- _DATA EXTRACT_
_ _ _ _
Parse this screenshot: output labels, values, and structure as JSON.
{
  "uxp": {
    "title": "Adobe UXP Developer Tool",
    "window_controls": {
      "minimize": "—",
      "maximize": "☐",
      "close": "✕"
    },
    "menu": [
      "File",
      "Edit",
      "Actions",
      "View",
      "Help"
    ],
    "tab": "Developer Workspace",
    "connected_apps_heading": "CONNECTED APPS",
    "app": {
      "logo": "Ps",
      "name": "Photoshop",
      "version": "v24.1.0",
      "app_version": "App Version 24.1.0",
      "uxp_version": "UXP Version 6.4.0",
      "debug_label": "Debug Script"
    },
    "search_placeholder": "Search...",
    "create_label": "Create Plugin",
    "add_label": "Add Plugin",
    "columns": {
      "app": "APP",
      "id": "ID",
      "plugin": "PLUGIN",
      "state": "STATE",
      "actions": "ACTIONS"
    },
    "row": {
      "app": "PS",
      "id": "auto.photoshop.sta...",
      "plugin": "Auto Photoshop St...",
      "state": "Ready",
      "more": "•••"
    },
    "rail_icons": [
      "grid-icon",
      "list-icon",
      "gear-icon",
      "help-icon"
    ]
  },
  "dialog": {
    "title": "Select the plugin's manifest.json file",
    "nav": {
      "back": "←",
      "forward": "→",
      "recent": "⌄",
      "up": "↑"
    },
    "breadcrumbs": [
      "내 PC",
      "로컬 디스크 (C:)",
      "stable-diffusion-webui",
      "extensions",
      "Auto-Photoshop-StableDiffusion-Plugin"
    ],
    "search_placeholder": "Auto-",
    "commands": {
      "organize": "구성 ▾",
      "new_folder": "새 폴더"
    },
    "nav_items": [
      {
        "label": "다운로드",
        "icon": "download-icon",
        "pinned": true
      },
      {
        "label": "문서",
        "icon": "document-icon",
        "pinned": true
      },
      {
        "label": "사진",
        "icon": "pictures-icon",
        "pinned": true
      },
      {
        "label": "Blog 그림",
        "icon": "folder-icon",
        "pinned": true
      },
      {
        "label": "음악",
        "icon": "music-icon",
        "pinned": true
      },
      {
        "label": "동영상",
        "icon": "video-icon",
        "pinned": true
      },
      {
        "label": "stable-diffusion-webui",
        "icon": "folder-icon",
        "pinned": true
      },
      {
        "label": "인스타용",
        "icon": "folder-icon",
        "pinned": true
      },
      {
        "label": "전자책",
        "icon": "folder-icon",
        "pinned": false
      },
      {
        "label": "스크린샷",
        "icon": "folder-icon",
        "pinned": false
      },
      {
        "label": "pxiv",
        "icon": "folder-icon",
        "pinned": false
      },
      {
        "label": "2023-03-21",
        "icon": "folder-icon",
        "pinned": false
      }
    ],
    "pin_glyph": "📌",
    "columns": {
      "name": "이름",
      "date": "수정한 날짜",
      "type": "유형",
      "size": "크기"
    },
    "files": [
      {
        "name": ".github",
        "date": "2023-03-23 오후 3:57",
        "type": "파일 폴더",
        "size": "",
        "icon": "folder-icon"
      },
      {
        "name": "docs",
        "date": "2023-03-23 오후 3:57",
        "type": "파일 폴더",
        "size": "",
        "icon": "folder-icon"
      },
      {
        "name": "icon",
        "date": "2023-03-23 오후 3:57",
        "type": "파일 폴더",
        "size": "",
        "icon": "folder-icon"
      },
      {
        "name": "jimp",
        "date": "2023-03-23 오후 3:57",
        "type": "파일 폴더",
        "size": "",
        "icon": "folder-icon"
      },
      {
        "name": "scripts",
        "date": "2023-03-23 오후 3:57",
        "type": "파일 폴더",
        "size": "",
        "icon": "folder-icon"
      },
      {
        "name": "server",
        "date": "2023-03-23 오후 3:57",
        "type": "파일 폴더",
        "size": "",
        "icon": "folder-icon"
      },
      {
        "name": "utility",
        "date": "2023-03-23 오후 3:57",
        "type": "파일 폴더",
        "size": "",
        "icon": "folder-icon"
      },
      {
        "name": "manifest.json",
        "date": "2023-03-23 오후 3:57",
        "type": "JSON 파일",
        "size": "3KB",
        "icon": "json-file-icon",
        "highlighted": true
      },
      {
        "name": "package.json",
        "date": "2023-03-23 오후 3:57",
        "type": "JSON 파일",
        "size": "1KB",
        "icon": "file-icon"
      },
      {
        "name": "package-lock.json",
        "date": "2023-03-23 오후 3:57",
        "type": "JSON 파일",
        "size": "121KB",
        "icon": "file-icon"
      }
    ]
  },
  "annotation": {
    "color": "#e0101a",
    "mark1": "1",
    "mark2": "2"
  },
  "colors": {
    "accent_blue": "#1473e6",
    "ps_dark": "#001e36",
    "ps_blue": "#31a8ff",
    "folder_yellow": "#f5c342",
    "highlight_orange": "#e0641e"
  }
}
_ _ _ _
- _WHAT IS NEEDED_
Gather all lines where the word "manifest" appears.

- _CORRECT ANSWER_
    "title": "Select the plugin's manifest.json file",
        "name": "manifest.json",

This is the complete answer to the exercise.